Aim of the task: Every line of the data must be copied exactly.
.....
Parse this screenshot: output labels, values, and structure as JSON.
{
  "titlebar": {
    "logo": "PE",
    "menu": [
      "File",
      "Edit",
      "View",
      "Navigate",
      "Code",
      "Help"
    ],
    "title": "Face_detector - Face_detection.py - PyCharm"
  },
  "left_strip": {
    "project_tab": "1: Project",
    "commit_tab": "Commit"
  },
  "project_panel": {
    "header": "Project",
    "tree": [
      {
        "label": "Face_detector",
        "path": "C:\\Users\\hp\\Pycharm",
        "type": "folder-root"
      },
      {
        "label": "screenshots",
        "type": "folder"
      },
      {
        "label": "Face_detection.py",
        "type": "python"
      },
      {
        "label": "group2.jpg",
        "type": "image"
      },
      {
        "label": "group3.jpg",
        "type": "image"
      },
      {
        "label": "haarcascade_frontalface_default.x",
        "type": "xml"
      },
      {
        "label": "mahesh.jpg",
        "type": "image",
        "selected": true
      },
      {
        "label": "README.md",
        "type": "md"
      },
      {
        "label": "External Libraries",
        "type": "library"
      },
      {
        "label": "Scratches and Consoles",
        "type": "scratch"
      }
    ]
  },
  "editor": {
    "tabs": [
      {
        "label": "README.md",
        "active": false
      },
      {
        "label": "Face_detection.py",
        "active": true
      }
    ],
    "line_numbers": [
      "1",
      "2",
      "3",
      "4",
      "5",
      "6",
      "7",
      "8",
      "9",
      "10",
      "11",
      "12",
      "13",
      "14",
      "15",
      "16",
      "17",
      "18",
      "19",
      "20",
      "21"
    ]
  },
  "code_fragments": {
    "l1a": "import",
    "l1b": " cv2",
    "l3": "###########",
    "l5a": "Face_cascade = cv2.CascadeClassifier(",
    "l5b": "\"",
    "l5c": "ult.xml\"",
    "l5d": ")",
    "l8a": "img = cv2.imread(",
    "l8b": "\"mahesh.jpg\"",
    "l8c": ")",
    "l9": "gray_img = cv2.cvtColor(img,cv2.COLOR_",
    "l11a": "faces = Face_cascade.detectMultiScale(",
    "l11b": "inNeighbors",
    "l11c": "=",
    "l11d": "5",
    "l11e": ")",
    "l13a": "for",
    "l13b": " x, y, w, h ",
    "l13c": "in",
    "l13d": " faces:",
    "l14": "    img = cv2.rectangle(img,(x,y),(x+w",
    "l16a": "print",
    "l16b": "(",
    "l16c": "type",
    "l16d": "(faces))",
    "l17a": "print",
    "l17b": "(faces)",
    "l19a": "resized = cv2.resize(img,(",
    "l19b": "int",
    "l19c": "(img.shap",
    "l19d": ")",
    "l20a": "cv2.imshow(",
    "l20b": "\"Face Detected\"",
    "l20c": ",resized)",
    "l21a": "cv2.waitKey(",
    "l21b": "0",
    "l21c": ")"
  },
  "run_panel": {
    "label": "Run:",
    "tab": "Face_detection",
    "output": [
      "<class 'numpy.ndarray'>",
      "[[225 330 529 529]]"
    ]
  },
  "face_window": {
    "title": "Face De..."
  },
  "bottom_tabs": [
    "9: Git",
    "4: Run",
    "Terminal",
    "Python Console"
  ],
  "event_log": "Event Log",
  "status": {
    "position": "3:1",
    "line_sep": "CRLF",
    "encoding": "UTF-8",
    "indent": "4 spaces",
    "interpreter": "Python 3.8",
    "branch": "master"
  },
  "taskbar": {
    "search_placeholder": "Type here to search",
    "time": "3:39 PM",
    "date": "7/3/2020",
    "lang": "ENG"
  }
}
.....
Correct output:
Parse this screenshot: output labels, values, and structure as JSON.
{
  "titlebar": {
    "logo": "PE",
    "menu": [
      "File",
      "Edit",
      "View",
      "Navigate",
      "Code",
      "Help"
    ],
    "title": "Face_detector - Face_detection.py - PyCharm"
  },
  "left_strip": {
    "project_tab": "1: Project",
    "commit_tab": "Commit"
  },
  "project_panel": {
    "header": "Project",
    "tree": [
      {
        "label": "Face_detector",
        "path": "C:\\Users\\hp\\Pycharm",
        "type": "folder-root"
      },
      {
        "label": "screenshots",
        "type": "folder"
      },
      {
        "label": "Face_detection.py",
        "type": "python"
      },
      {
        "label": "group2.jpg",
        "type": "image"
      },
      {
        "label": "group3.jpg",
        "type": "image"
      },
      {
        "label": "haarcascade_frontalface_default.x",
        "type": "xml"
      },
      {
        "label": "mahesh.jpg",
        "type": "image",
        "selected": true
      },
      {
        "label": "README.md",
        "type": "md"
      },
      {
        "label": "External Libraries",
        "type": "library"
      },
      {
        "label": "Scratches and Consoles",
        "type": "scratch"
      }
    ]
  },
  "editor": {
    "tabs": [
      {
        "label": "README.md",
        "active": false
      },
      {
        "label": "Face_detection.py",
        "active": true
      }
    ],
    "line_numbers": [
      "1",
      "2",
      "3",
      "4",
      "5",
      "6",
      "7",
      "8",
      "9",
      "10",
      "11",
      "12",
      "13",
      "14",
      "15",
      "16",
      "17",
      "18",
      "19",
      "20",
      "21"
    ]
  },
  "code_fragments": {
    "l1a": "import",
    "l1b": " cv2",
    "l3": "###########",
    "l5a": "Face_cascade = cv2.CascadeClassifier(",
    "l5b": "\"",
    "l5c": "ult.xml\"",
    "l5d": ")",
    "l8a": "img = cv2.imread(",
    "l8b": "\"mahesh.jpg\"",
    "l8c": ")",
    "l9": "gray_img = cv2.cvtColor(img,cv2.COLOR_",
    "l11a": "faces = Face_cascade.detectMultiScale(",
    "l11b": "inNeighbors",
    "l11c": "=",
    "l11d": "5",
    "l11e": ")",
    "l13a": "for",
    "l13b": " x, y, w, h ",
    "l13c": "in",
    "l13d": " faces:",
    "l14": "    img = cv2.rectangle(img,(x,y),(x+w",
    "l16a": "print",
    "l16b": "(",
    "l16c": "type",
    "l16d": "(faces))",
    "l17a": "print",
    "l17b": "(faces)",
    "l19a": "resized = cv2.resize(img,(",
    "l19b": "int",
    "l19c": "(img.shap",
    "l19d": ")",
    "l20a": "cv2.imshow(",
    "l20b": "\"Face Detected\"",
    "l20c": ",resized)",
    "l21a": "cv2.waitKey(",
    "l21b": "0",
    "l21c": ")"
  },
  "run_panel": {
    "label": "Run:",
    "tab": "Face_detection",
    "output": [
      "<class 'numpy.ndarray'>",
      "[[225 330 529 529]]"
    ]
  },
  "face_window": {
    "title": "Face De..."
  },
  "bottom_tabs": [
    "9: Git",
    "4: Run",
    "Terminal",
    "Python Console"
  ],
  "event_log": "Event Log",
  "status": {
    "position": "3:1",
    "line_sep": "CRLF",
    "encoding": "UTF-8",
    "indent": "4 spaces",
    "interpreter": "Python 3.8",
    "branch": "master"
  },
  "taskbar": {
    "search_placeholder": "Type here to search",
    "time": "3:39 PM",
    "date": "7/3/2020",
    "lang": "ENG"
  }
}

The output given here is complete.